Data excerpts →

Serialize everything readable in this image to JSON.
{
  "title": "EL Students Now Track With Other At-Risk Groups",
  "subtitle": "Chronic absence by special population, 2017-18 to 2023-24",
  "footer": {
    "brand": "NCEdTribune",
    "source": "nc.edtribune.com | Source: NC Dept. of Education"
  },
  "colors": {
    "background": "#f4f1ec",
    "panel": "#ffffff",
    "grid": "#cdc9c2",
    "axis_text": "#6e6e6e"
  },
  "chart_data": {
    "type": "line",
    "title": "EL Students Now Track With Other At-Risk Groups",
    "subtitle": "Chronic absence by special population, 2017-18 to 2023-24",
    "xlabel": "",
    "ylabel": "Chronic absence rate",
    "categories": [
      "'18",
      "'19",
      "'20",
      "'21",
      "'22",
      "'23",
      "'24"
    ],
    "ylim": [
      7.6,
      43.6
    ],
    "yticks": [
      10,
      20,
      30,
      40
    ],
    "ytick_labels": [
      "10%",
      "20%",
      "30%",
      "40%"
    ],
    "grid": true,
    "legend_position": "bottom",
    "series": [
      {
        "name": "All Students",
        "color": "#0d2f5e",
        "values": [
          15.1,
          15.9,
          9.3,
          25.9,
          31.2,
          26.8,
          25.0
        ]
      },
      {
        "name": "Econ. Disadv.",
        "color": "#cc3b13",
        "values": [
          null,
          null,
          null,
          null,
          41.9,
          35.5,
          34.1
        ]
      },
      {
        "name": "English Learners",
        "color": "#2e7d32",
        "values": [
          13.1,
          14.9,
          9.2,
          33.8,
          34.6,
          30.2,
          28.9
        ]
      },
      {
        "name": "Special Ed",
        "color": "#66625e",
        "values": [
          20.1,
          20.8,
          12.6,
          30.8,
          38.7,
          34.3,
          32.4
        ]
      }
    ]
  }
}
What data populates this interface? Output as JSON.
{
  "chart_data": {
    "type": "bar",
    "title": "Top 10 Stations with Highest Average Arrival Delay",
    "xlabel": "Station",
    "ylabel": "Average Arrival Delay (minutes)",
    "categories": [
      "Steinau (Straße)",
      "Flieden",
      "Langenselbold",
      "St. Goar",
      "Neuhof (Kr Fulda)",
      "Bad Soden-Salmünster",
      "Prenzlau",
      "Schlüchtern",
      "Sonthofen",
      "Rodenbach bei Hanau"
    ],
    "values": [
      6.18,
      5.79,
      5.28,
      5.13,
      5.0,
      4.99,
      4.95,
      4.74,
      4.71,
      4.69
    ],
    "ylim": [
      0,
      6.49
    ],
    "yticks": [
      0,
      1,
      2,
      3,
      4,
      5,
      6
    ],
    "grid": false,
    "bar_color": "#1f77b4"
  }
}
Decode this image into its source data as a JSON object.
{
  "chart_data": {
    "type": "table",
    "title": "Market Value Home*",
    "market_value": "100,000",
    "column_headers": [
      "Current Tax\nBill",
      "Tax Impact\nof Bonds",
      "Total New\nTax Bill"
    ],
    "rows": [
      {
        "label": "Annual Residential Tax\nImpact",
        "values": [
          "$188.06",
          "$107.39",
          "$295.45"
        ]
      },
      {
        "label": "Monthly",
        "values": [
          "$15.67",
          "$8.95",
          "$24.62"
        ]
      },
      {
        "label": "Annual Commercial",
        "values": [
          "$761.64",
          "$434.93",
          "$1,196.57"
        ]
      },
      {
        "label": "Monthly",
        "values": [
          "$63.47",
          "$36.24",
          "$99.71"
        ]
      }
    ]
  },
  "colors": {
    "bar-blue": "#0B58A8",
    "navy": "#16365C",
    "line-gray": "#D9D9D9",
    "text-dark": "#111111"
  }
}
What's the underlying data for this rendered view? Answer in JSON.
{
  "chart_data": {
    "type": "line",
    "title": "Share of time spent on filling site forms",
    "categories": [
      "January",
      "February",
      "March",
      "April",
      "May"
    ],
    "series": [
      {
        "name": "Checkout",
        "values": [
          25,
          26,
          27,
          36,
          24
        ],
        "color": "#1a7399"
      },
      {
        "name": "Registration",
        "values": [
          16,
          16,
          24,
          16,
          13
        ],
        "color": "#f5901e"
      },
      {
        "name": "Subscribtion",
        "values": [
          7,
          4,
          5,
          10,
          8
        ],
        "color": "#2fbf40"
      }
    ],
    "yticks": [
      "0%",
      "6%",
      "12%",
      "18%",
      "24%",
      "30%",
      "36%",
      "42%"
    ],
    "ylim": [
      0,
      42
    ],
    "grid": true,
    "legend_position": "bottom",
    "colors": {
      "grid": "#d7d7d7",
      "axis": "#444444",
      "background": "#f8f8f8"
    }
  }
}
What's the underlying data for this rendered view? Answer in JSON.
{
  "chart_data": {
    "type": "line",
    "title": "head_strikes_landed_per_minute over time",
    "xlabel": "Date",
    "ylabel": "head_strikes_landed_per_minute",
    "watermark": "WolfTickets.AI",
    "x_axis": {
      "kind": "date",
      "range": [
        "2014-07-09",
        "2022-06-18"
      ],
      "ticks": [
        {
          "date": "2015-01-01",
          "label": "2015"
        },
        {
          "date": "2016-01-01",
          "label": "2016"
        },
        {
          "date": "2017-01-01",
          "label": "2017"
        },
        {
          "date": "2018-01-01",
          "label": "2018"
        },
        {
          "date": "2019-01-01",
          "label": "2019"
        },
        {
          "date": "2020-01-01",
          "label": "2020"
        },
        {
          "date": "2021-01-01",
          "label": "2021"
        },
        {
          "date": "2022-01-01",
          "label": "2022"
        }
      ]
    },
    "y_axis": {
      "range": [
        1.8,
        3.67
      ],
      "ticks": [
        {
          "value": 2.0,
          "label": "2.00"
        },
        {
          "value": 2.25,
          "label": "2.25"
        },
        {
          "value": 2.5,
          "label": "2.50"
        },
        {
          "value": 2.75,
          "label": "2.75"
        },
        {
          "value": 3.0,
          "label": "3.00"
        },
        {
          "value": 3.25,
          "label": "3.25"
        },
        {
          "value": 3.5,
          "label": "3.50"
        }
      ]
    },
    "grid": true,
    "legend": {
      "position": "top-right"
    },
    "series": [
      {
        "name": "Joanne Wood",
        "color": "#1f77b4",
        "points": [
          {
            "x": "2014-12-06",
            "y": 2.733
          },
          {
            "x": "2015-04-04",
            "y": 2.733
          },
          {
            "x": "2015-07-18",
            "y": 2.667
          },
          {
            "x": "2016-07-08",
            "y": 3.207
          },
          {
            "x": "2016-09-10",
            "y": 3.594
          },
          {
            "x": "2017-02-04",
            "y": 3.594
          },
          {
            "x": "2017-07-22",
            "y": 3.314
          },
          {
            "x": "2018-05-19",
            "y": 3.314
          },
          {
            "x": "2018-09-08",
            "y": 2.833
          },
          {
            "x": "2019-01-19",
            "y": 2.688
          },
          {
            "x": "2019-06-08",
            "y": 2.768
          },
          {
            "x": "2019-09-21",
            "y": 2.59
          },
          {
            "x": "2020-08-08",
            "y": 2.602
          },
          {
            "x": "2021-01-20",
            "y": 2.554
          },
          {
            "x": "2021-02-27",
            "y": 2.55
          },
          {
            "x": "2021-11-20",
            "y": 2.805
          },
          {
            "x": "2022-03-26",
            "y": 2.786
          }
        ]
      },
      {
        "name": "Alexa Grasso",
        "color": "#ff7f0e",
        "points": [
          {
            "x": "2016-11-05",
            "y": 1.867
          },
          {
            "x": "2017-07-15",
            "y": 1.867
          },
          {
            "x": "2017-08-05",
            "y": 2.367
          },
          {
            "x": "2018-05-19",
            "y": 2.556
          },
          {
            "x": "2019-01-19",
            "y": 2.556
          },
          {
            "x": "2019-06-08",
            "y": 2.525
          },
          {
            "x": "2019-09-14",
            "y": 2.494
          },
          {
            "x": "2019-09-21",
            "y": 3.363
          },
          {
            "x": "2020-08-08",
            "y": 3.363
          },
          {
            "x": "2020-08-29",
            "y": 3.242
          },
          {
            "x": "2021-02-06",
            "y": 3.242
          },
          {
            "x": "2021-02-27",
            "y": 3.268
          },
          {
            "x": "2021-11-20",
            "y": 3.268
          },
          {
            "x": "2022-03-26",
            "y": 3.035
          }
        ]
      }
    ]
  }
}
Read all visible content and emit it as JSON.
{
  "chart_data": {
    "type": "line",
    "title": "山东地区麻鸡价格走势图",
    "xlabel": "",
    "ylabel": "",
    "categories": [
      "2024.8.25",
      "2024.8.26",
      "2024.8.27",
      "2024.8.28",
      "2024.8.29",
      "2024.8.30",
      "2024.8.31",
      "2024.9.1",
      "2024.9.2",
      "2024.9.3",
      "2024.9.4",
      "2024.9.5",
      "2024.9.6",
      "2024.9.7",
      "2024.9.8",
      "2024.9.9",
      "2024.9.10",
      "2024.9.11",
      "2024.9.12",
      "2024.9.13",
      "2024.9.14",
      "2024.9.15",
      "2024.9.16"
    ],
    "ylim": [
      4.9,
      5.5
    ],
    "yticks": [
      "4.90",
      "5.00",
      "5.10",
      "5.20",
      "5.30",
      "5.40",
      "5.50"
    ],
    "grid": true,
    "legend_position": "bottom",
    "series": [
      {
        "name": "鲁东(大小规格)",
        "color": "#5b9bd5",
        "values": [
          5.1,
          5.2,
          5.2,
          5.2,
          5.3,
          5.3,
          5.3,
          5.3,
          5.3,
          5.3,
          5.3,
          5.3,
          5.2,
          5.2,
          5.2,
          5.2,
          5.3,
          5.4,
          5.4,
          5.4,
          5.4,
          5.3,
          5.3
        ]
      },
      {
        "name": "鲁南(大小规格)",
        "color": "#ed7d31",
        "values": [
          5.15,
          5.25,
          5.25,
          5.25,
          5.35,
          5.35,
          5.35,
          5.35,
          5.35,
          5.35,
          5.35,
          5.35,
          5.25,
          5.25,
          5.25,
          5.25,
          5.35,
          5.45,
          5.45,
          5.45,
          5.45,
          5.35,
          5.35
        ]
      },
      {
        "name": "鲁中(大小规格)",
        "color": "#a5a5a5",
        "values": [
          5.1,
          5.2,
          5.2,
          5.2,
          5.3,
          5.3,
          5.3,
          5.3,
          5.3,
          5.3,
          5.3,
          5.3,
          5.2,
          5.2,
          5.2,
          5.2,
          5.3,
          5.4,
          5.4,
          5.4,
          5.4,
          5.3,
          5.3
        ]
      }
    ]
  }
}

Stated task →
Copy out every line of the listing that includes the string "Annual".

Response →
        "label": "Annual Residential Tax\nImpact",
        "label": "Annual Commercial",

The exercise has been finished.